What is required:
Can you pick up the article on the manhwa I Love Amy after its last line and keep writing it?

Text under study:
⟨

- South Korean cover for Volume 1

나는 에이미를 사랑해 RR: Naneun Eimireul saranghae MR: Nanŭn Eimirŭl saranghae
- Genre: Romantic comedy, Psychological drama, girls' love
- Author: Unni
- Publisher: PeanuToon (defunct); Bomtoon (current);
- English publisher: Tappytoon; Ize Press;
- Original run: January 26, 2022 – June 7, 2023
- Volumes: 4

= I Love Amy =

South Korean manhwa series

I Love Amy (나는 에이미를 사랑해) is a South Korean girls' love manhwa series created by Unni. The manhwa was serialized online via PeanuToon from January, 2022 to June, 2023. The story follows Amy as she tries to help Bibi with her new obsessive crush on a popular boy at school, all the while developing feelings for Bibi.

==Plot==
Beatrice "Bibi" Reden is a troublemaker obsessed with one of the most popular boys at school, Peter. One day, Bibi notices Peter speaking with a timid girl, Amy Lee. Bibi invites Amy to her house to get rid of her, but ends up feeling a connection with her instead. The two decide to become friends on the condition that Amy helps Bibi confess her feelings to Peter. As the story continues, Bibi begins to develop obsessive feelings for Amy which later on turn into something more genuine. The story focuses on the character development of both Bibi and Amy and explores their difficulties with platonic and romantic relationships.

==Characters==
- Beatrice Reden
A troublemaker obsessed with Peter, a popular student. She befriends Amy to become closer to Peter, but her feelings begin to develop for someone else overtime.

- Amy Lee
A timid girl who becomes friends with Bibi and helps her prepare to confess to Peter, but their friendship gradually becomes more complicated.

- Peter Dales
One of the most popular students in school. He is Bibi's initial romantic interest.

- Camilla Connor
Amy's childhood friend.

⟩

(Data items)
⟨

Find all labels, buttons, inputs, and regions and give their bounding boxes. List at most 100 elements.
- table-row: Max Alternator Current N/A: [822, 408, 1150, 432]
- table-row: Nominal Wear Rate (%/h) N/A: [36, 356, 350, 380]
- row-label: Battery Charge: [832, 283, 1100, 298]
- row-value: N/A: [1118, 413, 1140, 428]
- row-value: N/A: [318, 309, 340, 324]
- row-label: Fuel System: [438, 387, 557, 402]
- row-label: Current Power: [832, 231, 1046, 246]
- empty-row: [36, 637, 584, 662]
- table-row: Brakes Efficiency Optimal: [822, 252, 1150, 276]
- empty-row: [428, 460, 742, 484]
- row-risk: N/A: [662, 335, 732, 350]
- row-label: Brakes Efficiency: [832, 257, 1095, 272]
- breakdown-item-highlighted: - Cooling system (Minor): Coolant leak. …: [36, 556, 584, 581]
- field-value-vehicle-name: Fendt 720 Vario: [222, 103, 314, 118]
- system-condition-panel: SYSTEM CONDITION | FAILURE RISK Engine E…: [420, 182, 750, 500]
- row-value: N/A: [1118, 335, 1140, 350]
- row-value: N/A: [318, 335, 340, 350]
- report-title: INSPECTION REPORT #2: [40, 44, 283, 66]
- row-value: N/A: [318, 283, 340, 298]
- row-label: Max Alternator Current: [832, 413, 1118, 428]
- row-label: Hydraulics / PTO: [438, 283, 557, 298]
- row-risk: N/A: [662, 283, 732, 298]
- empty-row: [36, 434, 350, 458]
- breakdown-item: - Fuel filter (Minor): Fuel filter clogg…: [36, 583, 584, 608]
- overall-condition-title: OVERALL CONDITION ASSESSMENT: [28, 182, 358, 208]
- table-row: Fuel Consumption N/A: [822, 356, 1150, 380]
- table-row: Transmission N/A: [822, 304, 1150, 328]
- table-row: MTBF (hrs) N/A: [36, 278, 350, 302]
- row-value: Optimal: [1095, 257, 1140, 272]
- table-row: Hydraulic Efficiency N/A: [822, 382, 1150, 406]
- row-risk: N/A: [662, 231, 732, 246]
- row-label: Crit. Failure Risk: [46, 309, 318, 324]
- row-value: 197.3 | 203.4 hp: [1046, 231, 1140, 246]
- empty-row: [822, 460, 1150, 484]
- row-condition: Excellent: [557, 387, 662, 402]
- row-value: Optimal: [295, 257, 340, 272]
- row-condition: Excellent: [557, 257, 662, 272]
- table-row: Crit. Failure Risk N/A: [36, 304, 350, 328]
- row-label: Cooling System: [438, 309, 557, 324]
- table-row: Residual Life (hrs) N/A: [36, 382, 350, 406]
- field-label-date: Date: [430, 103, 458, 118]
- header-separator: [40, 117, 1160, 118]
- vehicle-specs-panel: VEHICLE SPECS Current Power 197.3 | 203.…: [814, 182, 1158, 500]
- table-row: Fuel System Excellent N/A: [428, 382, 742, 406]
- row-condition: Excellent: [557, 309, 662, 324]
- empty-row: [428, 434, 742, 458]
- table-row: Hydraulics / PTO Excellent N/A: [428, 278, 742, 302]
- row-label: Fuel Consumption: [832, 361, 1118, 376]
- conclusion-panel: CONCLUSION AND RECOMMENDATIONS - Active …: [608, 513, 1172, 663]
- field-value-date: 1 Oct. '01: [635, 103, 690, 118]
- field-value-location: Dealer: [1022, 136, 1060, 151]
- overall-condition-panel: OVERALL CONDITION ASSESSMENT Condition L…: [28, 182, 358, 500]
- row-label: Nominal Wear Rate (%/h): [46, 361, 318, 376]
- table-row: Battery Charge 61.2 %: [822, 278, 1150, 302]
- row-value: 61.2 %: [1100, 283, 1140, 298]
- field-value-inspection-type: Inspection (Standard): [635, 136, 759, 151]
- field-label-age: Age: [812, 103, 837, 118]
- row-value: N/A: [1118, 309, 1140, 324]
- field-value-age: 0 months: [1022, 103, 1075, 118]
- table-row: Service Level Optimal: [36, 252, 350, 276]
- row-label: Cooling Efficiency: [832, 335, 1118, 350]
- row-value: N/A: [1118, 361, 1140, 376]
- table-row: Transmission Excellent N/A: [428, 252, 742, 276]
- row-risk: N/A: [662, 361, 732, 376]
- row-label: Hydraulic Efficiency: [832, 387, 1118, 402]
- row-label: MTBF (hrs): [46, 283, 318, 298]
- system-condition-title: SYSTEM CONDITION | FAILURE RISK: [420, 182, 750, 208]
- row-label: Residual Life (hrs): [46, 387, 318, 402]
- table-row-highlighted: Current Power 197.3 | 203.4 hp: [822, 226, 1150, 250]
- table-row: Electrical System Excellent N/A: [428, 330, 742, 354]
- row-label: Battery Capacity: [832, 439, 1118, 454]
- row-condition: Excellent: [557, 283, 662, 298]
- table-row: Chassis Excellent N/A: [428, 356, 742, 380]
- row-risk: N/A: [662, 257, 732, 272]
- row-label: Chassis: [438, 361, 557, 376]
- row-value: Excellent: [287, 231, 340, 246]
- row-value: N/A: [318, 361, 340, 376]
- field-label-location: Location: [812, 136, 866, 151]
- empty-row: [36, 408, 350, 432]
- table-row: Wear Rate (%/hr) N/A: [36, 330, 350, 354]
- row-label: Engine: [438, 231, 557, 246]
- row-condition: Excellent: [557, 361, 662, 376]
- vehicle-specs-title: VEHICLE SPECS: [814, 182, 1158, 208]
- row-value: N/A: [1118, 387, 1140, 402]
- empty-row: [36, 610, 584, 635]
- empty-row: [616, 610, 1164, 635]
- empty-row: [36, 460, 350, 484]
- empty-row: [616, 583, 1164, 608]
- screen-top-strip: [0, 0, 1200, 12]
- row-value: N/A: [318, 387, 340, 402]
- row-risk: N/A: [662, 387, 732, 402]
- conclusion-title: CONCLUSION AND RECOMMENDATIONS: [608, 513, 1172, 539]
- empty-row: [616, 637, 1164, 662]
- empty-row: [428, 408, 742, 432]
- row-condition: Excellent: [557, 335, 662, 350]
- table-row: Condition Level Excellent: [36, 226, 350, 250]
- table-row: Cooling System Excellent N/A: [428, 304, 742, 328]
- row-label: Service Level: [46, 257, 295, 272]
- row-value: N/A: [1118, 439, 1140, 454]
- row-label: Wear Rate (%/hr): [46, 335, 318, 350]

⟩

Answer section:
- Joy Park
Amy's aunt and guardian.

==Publication==
Written and illustrated by Unni, I Love Amy, was serialized online via PeanuToon from January 26, 2022, to June 7, 2023. Following PeanuToon's platform shutting down on February 28, 2025 I Love Amy moved to Bomtoon on April 3, 2025. On May 7, 2024, A.Tempo Media launched a crowdfunding campaign on Tumblbug to fund the publication of two print volumes. A second campaign was launched on April 9, 2025, for the final two volumes.

The manhwa was first published digitally in English by Tappytoon. During their panel at Sakura-Con 2025, Yen Press announced that they had licensed the series for an English print publication under their Ize Press imprint, marking the first girls' love release for the imprint.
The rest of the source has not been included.